*Exercise goal*.
Repeat each entry as written, dropping any picture you find.
-- begin Input data --
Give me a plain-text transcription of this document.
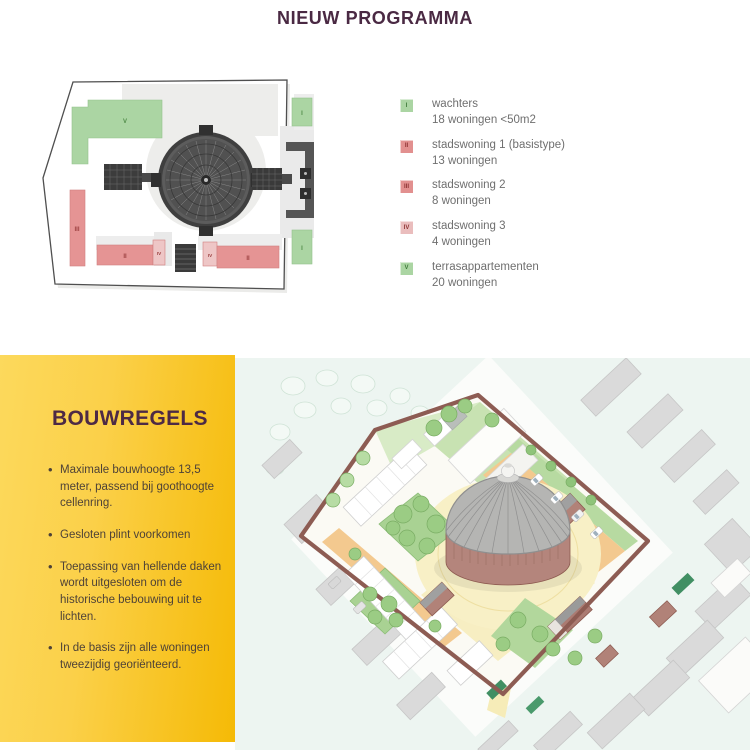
NIEUW PROGRAMMA
V
I
III
II
IV	IV
II
I
I wachters
18 woningen <50m2
II stadswoning 1 (basistype)
13 woningen
III stadswoning 2
8 woningen
IV stadswoning 3
4 woningen
V terrasappartementen
20 woningen
BOUWREGELS
• Maximale bouwhoogte 13,5 meter, passend bij goothoogte cellenring.
• Gesloten plint voorkomen
• Toepassing van hellende daken wordt uitgesloten om de historische bebouwing uit te lichten.
• In de basis zijn alle woningen tweezijdig georiënteerd.
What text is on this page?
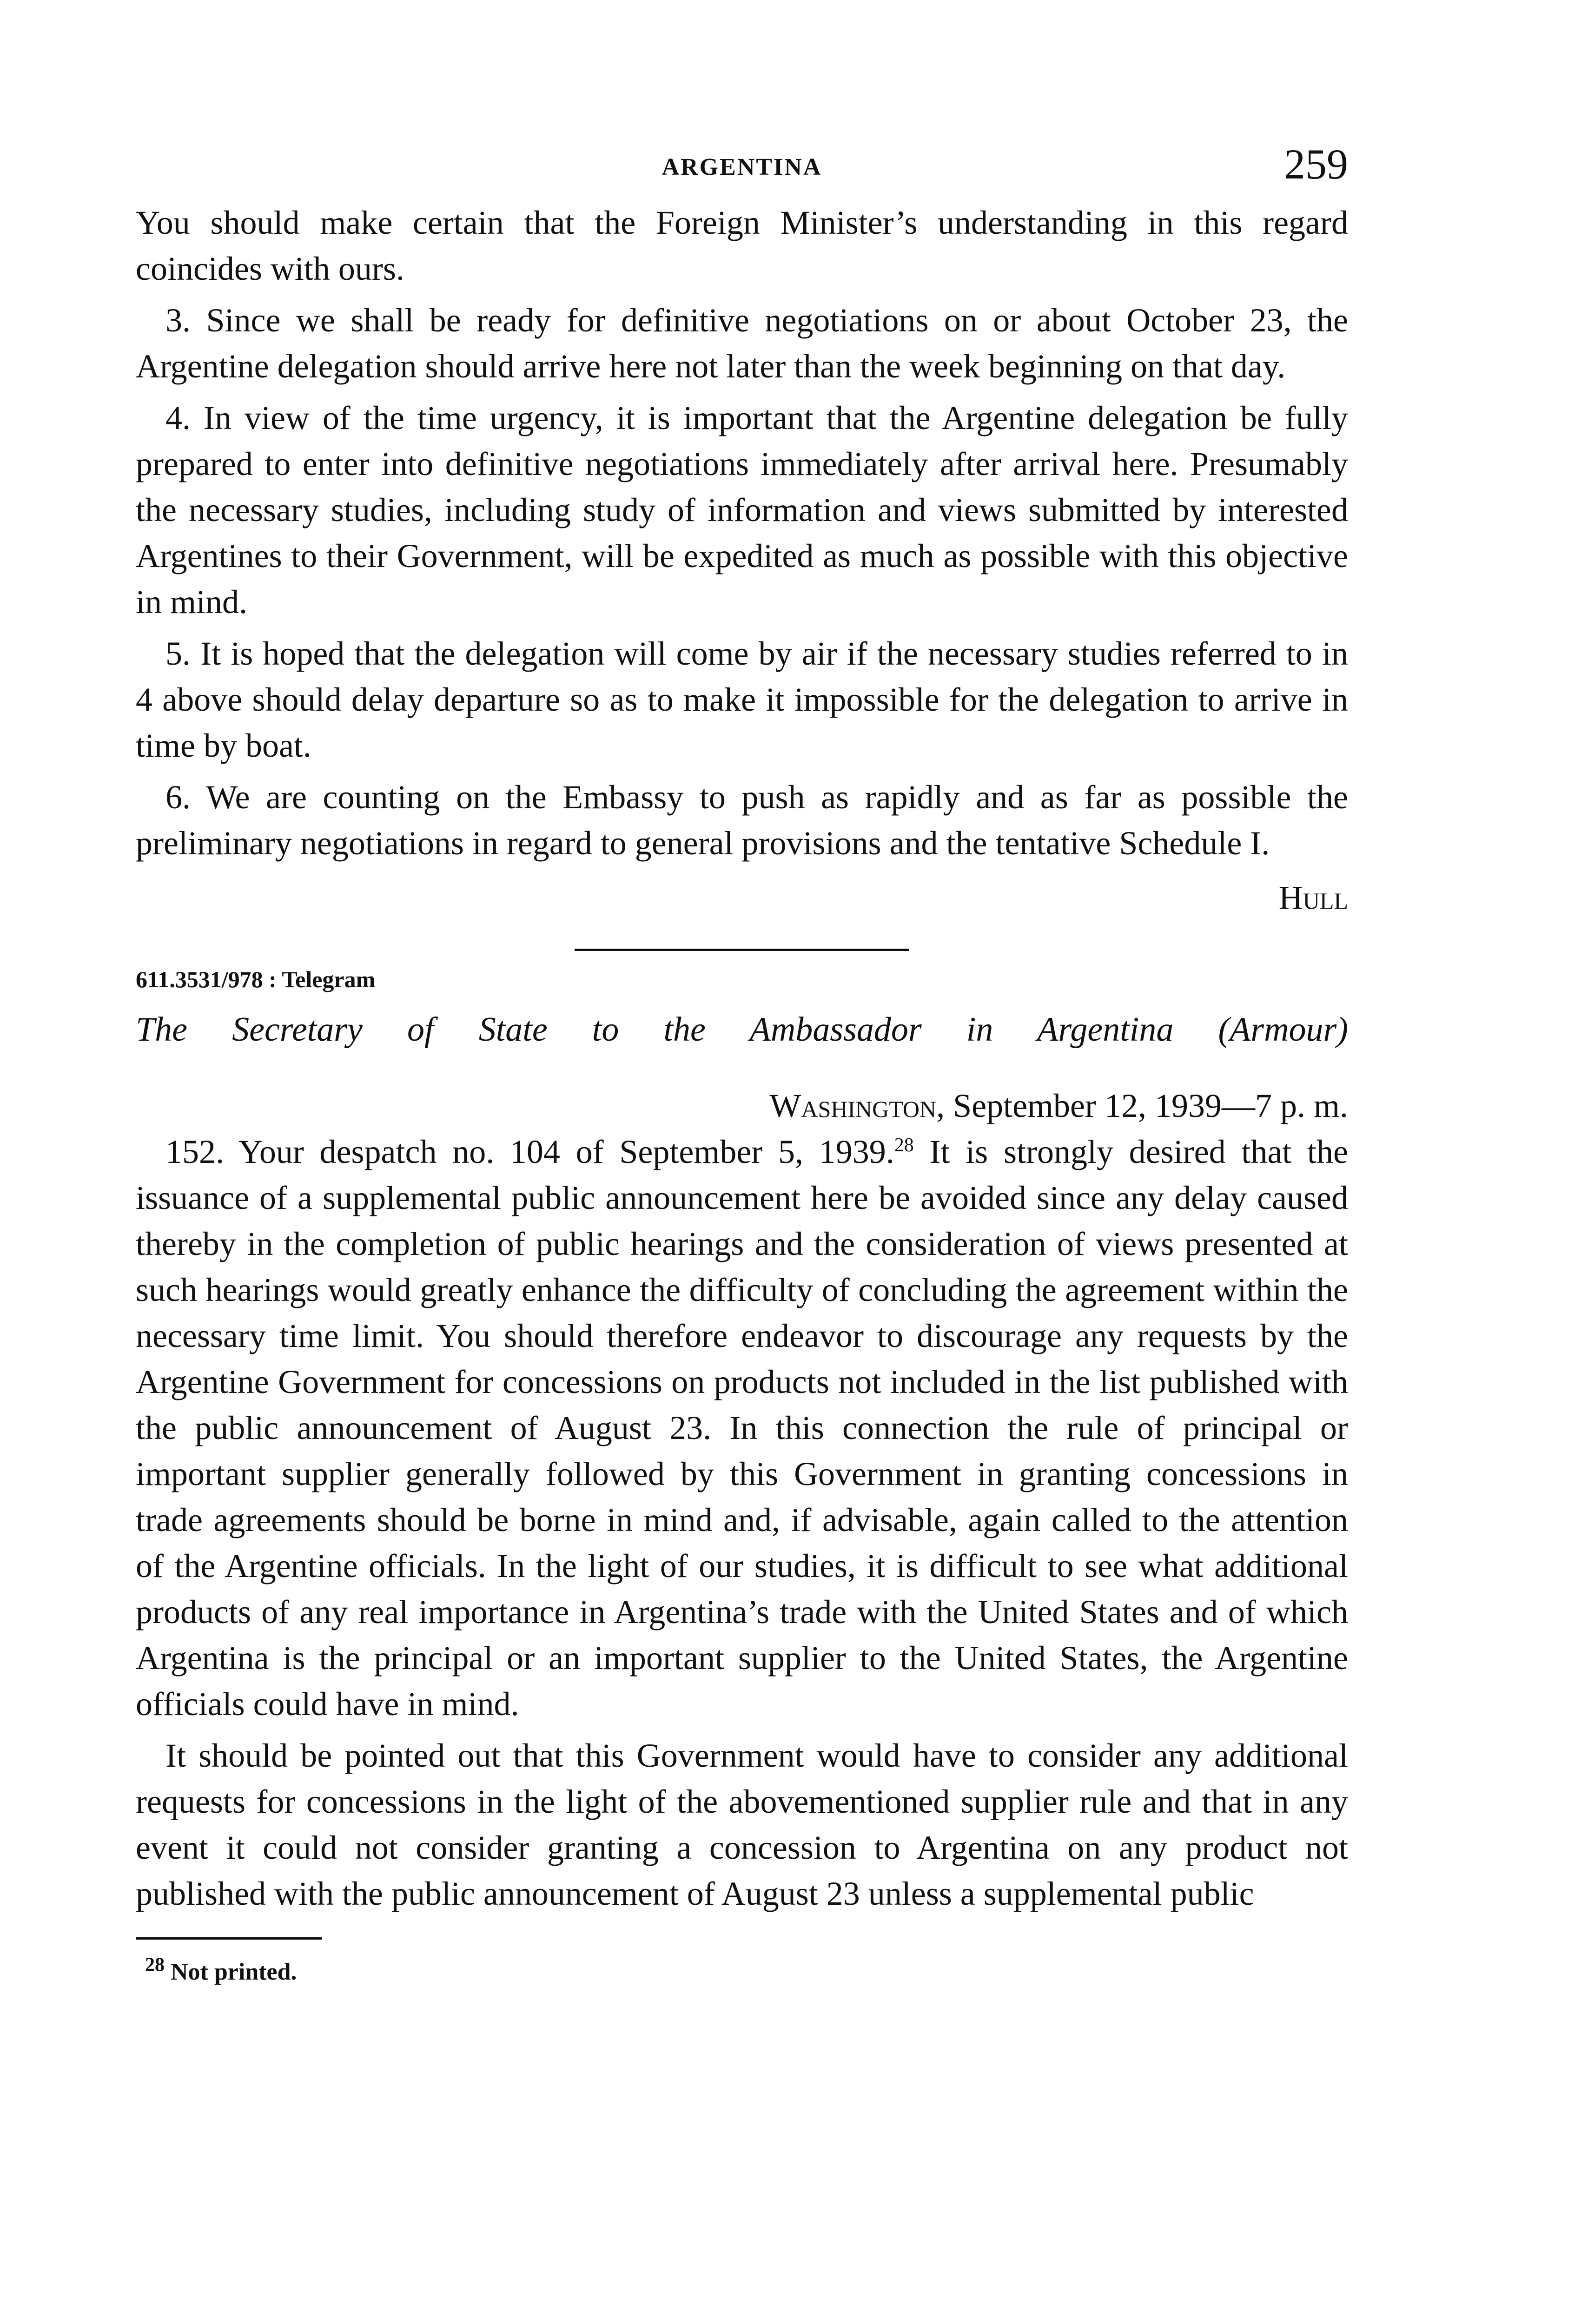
ARGENTINA	259

You should make certain that the Foreign Minister’s understanding in this regard coincides with ours.

3. Since we shall be ready for definitive negotiations on or about October 23, the Argentine delegation should arrive here not later than the week beginning on that day.

4. In view of the time urgency, it is important that the Argentine delegation be fully prepared to enter into definitive negotiations immediately after arrival here. Presumably the necessary studies, including study of information and views submitted by interested Argentines to their Government, will be expedited as much as possible with this objective in mind.

5. It is hoped that the delegation will come by air if the necessary studies referred to in 4 above should delay departure so as to make it impossible for the delegation to arrive in time by boat.

6. We are counting on the Embassy to push as rapidly and as far as possible the preliminary negotiations in regard to general provisions and the tentative Schedule I.

Hull
611.3531/978 : Telegram
The Secretary of State to the Ambassador in Argentina (Armour)
Washington, September 12, 1939—7 p. m.

152. Your despatch no. 104 of September 5, 1939.28 It is strongly desired that the issuance of a supplemental public announcement here be avoided since any delay caused thereby in the completion of public hearings and the consideration of views presented at such hearings would greatly enhance the difficulty of concluding the agreement within the necessary time limit. You should therefore endeavor to discourage any requests by the Argentine Government for concessions on products not included in the list published with the public announcement of August 23. In this connection the rule of principal or important supplier generally followed by this Government in granting concessions in trade agreements should be borne in mind and, if advisable, again called to the attention of the Argentine officials. In the light of our studies, it is difficult to see what additional products of any real importance in Argentina’s trade with the United States and of which Argentina is the principal or an important supplier to the United States, the Argentine officials could have in mind.

It should be pointed out that this Government would have to consider any additional requests for concessions in the light of the abovementioned supplier rule and that in any event it could not consider granting a concession to Argentina on any product not published with the public announcement of August 23 unless a supplemental public

$^{28}$ Not printed.
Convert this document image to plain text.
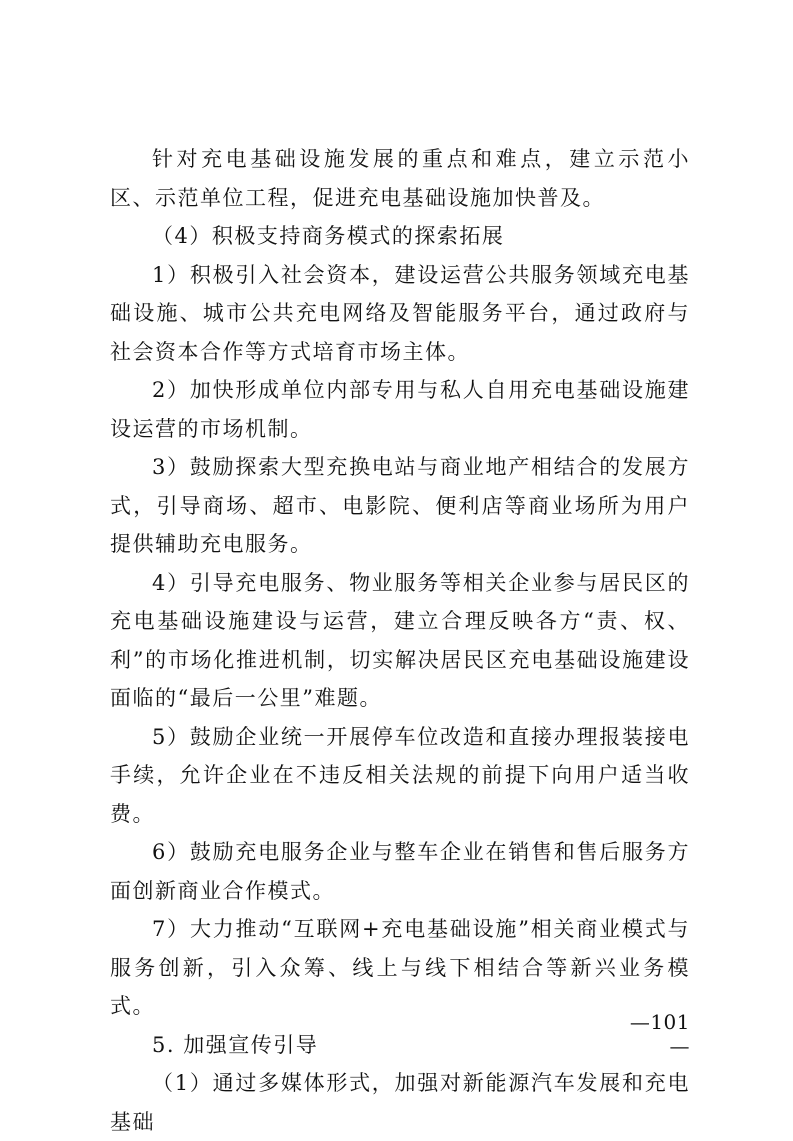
针对充电基础设施发展的重点和难点，建立示范小区、示范单位工程，促进充电基础设施加快普及。

（4）积极支持商务模式的探索拓展

1）积极引入社会资本，建设运营公共服务领域充电基础设施、城市公共充电网络及智能服务平台，通过政府与社会资本合作等方式培育市场主体。

2）加快形成单位内部专用与私人自用充电基础设施建设运营的市场机制。

3）鼓励探索大型充换电站与商业地产相结合的发展方式，引导商场、超市、电影院、便利店等商业场所为用户提供辅助充电服务。

4）引导充电服务、物业服务等相关企业参与居民区的充电基础设施建设与运营，建立合理反映各方“责、权、利”的市场化推进机制，切实解决居民区充电基础设施建设面临的“最后一公里”难题。

5）鼓励企业统一开展停车位改造和直接办理报装接电手续，允许企业在不违反相关法规的前提下向用户适当收费。

6）鼓励充电服务企业与整车企业在销售和售后服务方面创新商业合作模式。

7）大力推动“互联网+充电基础设施”相关商业模式与服务创新，引入众筹、线上与线下相结合等新兴业务模式。

5. 加强宣传引导

（1）通过多媒体形式，加强对新能源汽车发展和充电基础

—101—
-- end Input data --
*Finished exercise*.
Give me a plain-text transcription of this document.
NIEUW PROGRAMMA
V
I
III
II
IV	IV
II
I
I wachters
18 woningen <50m2
II stadswoning 1 (basistype)
13 woningen
III stadswoning 2
8 woningen
IV stadswoning 3
4 woningen
V terrasappartementen
20 woningen
BOUWREGELS
• Maximale bouwhoogte 13,5 meter, passend bij goothoogte cellenring.
• Gesloten plint voorkomen
• Toepassing van hellende daken wordt uitgesloten om de historische bebouwing uit te lichten.
• In de basis zijn alle woningen tweezijdig georiënteerd.
What text is on this page?
ARGENTINA	259

You should make certain that the Foreign Minister’s understanding in this regard coincides with ours.

3. Since we shall be ready for definitive negotiations on or about October 23, the Argentine delegation should arrive here not later than the week beginning on that day.

4. In view of the time urgency, it is important that the Argentine delegation be fully prepared to enter into definitive negotiations immediately after arrival here. Presumably the necessary studies, including study of information and views submitted by interested Argentines to their Government, will be expedited as much as possible with this objective in mind.

5. It is hoped that the delegation will come by air if the necessary studies referred to in 4 above should delay departure so as to make it impossible for the delegation to arrive in time by boat.

6. We are counting on the Embassy to push as rapidly and as far as possible the preliminary negotiations in regard to general provisions and the tentative Schedule I.

Hull
611.3531/978 : Telegram
The Secretary of State to the Ambassador in Argentina (Armour)
Washington, September 12, 1939—7 p. m.

152. Your despatch no. 104 of September 5, 1939.28 It is strongly desired that the issuance of a supplemental public announcement here be avoided since any delay caused thereby in the completion of public hearings and the consideration of views presented at such hearings would greatly enhance the difficulty of concluding the agreement within the necessary time limit. You should therefore endeavor to discourage any requests by the Argentine Government for concessions on products not included in the list published with the public announcement of August 23. In this connection the rule of principal or important supplier generally followed by this Government in granting concessions in trade agreements should be borne in mind and, if advisable, again called to the attention of the Argentine officials. In the light of our studies, it is difficult to see what additional products of any real importance in Argentina’s trade with the United States and of which Argentina is the principal or an important supplier to the United States, the Argentine officials could have in mind.

It should be pointed out that this Government would have to consider any additional requests for concessions in the light of the abovementioned supplier rule and that in any event it could not consider granting a concession to Argentina on any product not published with the public announcement of August 23 unless a supplemental public

$^{28}$ Not printed.
Convert this document image to plain text.
针对充电基础设施发展的重点和难点，建立示范小区、示范单位工程，促进充电基础设施加快普及。

（4）积极支持商务模式的探索拓展

1）积极引入社会资本，建设运营公共服务领域充电基础设施、城市公共充电网络及智能服务平台，通过政府与社会资本合作等方式培育市场主体。

2）加快形成单位内部专用与私人自用充电基础设施建设运营的市场机制。

3）鼓励探索大型充换电站与商业地产相结合的发展方式，引导商场、超市、电影院、便利店等商业场所为用户提供辅助充电服务。

4）引导充电服务、物业服务等相关企业参与居民区的充电基础设施建设与运营，建立合理反映各方“责、权、利”的市场化推进机制，切实解决居民区充电基础设施建设面临的“最后一公里”难题。

5）鼓励企业统一开展停车位改造和直接办理报装接电手续，允许企业在不违反相关法规的前提下向用户适当收费。

6）鼓励充电服务企业与整车企业在销售和售后服务方面创新商业合作模式。

7）大力推动“互联网+充电基础设施”相关商业模式与服务创新，引入众筹、线上与线下相结合等新兴业务模式。

5. 加强宣传引导

（1）通过多媒体形式，加强对新能源汽车发展和充电基础

—101—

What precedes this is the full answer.